■ TASK OBJECTIVE:
Copy everything in the listing below word for word, apart from any images.

==== EXERCISE MATERIAL

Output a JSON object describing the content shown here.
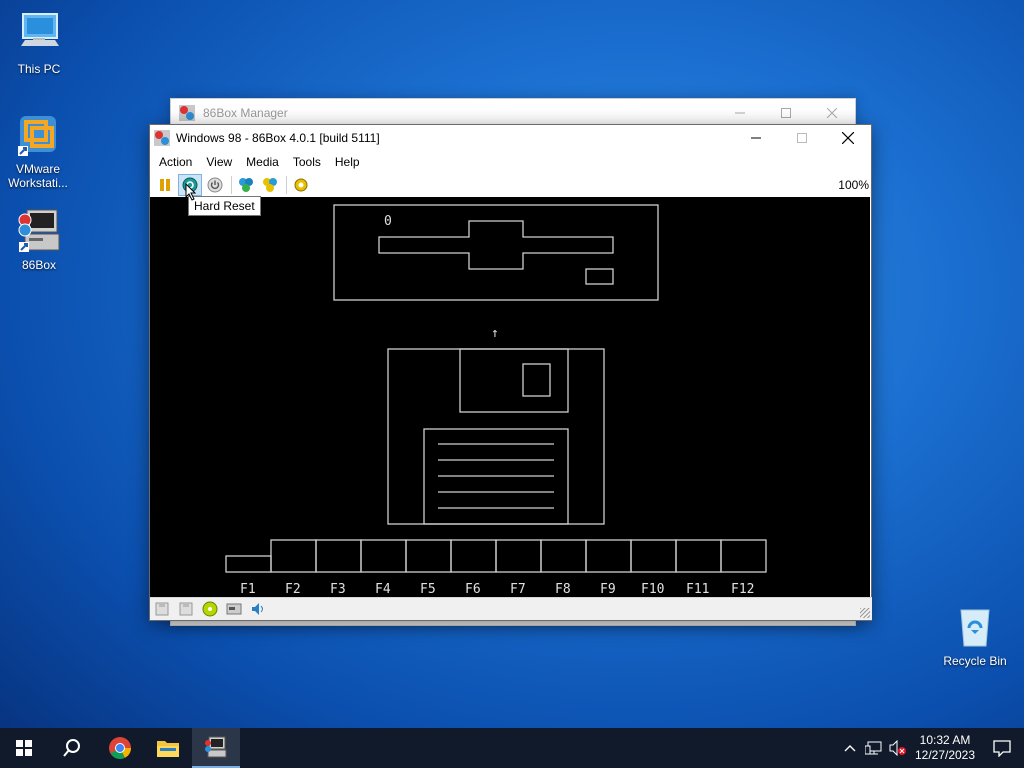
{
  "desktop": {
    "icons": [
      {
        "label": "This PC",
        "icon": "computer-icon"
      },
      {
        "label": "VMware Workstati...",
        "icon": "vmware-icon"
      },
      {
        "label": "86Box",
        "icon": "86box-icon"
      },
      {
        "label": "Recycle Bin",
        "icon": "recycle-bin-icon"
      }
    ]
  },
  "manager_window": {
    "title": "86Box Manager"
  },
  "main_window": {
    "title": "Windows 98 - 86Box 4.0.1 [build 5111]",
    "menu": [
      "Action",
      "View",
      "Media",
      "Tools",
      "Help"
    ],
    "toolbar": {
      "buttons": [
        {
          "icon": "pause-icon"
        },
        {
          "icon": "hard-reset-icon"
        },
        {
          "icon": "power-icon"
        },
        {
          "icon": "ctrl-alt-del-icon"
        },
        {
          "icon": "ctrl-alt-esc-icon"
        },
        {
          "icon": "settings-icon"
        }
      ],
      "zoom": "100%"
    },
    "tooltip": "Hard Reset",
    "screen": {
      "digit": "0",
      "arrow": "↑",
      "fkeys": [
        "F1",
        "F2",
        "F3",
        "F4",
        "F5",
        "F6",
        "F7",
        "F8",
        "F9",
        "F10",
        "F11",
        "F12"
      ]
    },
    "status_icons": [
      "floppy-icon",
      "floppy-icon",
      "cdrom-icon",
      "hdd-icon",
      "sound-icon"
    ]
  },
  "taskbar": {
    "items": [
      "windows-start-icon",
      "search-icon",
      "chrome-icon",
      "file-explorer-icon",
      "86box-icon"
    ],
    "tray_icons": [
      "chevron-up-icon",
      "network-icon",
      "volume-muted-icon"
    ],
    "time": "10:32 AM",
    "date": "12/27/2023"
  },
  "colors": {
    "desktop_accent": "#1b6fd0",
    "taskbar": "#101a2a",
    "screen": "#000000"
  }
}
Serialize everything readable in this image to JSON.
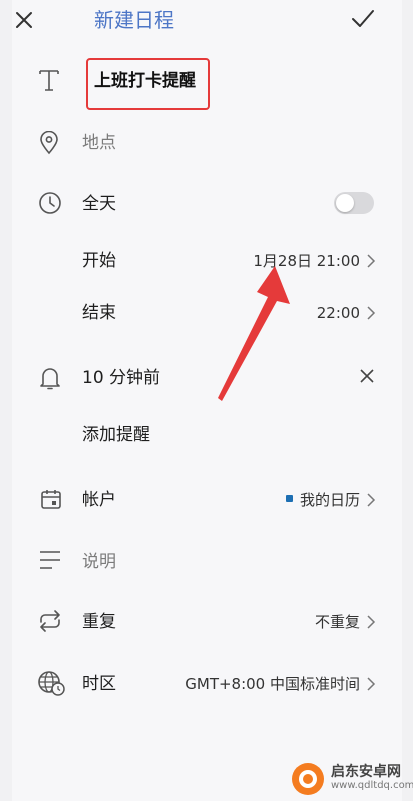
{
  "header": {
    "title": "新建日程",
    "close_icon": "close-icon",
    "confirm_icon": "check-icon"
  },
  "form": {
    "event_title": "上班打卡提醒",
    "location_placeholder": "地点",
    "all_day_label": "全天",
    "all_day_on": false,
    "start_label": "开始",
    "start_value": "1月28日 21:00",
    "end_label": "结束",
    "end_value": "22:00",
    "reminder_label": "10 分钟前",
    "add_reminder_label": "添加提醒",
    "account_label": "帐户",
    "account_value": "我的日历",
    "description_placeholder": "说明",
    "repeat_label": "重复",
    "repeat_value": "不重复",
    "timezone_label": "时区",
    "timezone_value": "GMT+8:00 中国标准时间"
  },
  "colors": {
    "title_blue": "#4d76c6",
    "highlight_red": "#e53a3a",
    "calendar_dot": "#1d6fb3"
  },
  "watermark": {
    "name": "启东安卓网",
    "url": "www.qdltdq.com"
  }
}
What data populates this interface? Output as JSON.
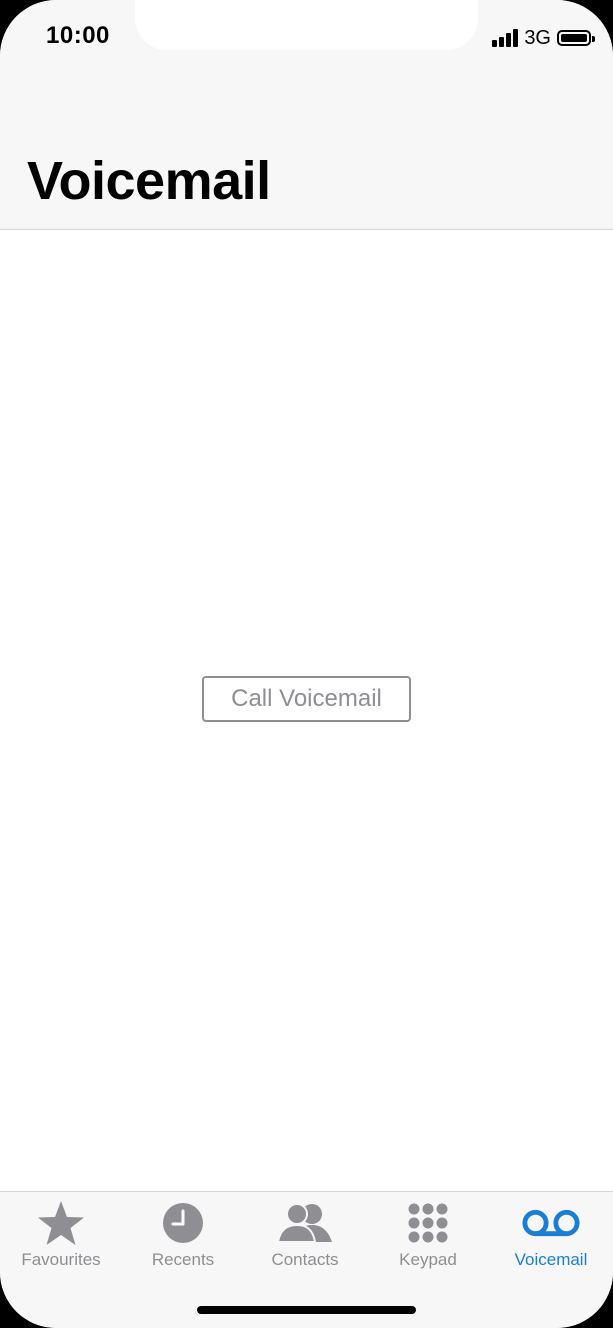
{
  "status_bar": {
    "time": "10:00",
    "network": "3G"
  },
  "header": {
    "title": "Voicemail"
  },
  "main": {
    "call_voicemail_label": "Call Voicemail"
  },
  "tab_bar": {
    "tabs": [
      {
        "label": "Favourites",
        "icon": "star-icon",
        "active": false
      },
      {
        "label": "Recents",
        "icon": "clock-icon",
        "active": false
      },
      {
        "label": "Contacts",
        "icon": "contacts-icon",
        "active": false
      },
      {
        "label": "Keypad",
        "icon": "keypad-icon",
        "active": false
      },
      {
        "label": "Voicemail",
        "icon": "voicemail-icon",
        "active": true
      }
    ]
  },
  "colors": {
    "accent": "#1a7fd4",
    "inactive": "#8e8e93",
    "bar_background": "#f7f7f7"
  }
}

========

■ FINISHED ANSWER:
Output a JSON object describing the content shown here.
{
  "desktop": {
    "icons": [
      {
        "label": "This PC",
        "icon": "computer-icon"
      },
      {
        "label": "VMware Workstati...",
        "icon": "vmware-icon"
      },
      {
        "label": "86Box",
        "icon": "86box-icon"
      },
      {
        "label": "Recycle Bin",
        "icon": "recycle-bin-icon"
      }
    ]
  },
  "manager_window": {
    "title": "86Box Manager"
  },
  "main_window": {
    "title": "Windows 98 - 86Box 4.0.1 [build 5111]",
    "menu": [
      "Action",
      "View",
      "Media",
      "Tools",
      "Help"
    ],
    "toolbar": {
      "buttons": [
        {
          "icon": "pause-icon"
        },
        {
          "icon": "hard-reset-icon"
        },
        {
          "icon": "power-icon"
        },
        {
          "icon": "ctrl-alt-del-icon"
        },
        {
          "icon": "ctrl-alt-esc-icon"
        },
        {
          "icon": "settings-icon"
        }
      ],
      "zoom": "100%"
    },
    "tooltip": "Hard Reset",
    "screen": {
      "digit": "0",
      "arrow": "↑",
      "fkeys": [
        "F1",
        "F2",
        "F3",
        "F4",
        "F5",
        "F6",
        "F7",
        "F8",
        "F9",
        "F10",
        "F11",
        "F12"
      ]
    },
    "status_icons": [
      "floppy-icon",
      "floppy-icon",
      "cdrom-icon",
      "hdd-icon",
      "sound-icon"
    ]
  },
  "taskbar": {
    "items": [
      "windows-start-icon",
      "search-icon",
      "chrome-icon",
      "file-explorer-icon",
      "86box-icon"
    ],
    "tray_icons": [
      "chevron-up-icon",
      "network-icon",
      "volume-muted-icon"
    ],
    "time": "10:32 AM",
    "date": "12/27/2023"
  },
  "colors": {
    "desktop_accent": "#1b6fd0",
    "taskbar": "#101a2a",
    "screen": "#000000"
  }
}
Serialize everything readable in this image to JSON.
{
  "header": {
    "title": "新建日程",
    "close_icon": "close-icon",
    "confirm_icon": "check-icon"
  },
  "form": {
    "event_title": "上班打卡提醒",
    "location_placeholder": "地点",
    "all_day_label": "全天",
    "all_day_on": false,
    "start_label": "开始",
    "start_value": "1月28日 21:00",
    "end_label": "结束",
    "end_value": "22:00",
    "reminder_label": "10 分钟前",
    "add_reminder_label": "添加提醒",
    "account_label": "帐户",
    "account_value": "我的日历",
    "description_placeholder": "说明",
    "repeat_label": "重复",
    "repeat_value": "不重复",
    "timezone_label": "时区",
    "timezone_value": "GMT+8:00 中国标准时间"
  },
  "colors": {
    "title_blue": "#4d76c6",
    "highlight_red": "#e53a3a",
    "calendar_dot": "#1d6fb3"
  },
  "watermark": {
    "name": "启东安卓网",
    "url": "www.qdltdq.com"
  }
}
What data populates this interface? Output as JSON.
{
  "status_bar": {
    "time": "10:00",
    "network": "3G"
  },
  "header": {
    "title": "Voicemail"
  },
  "main": {
    "call_voicemail_label": "Call Voicemail"
  },
  "tab_bar": {
    "tabs": [
      {
        "label": "Favourites",
        "icon": "star-icon",
        "active": false
      },
      {
        "label": "Recents",
        "icon": "clock-icon",
        "active": false
      },
      {
        "label": "Contacts",
        "icon": "contacts-icon",
        "active": false
      },
      {
        "label": "Keypad",
        "icon": "keypad-icon",
        "active": false
      },
      {
        "label": "Voicemail",
        "icon": "voicemail-icon",
        "active": true
      }
    ]
  },
  "colors": {
    "accent": "#1a7fd4",
    "inactive": "#8e8e93",
    "bar_background": "#f7f7f7"
  }
}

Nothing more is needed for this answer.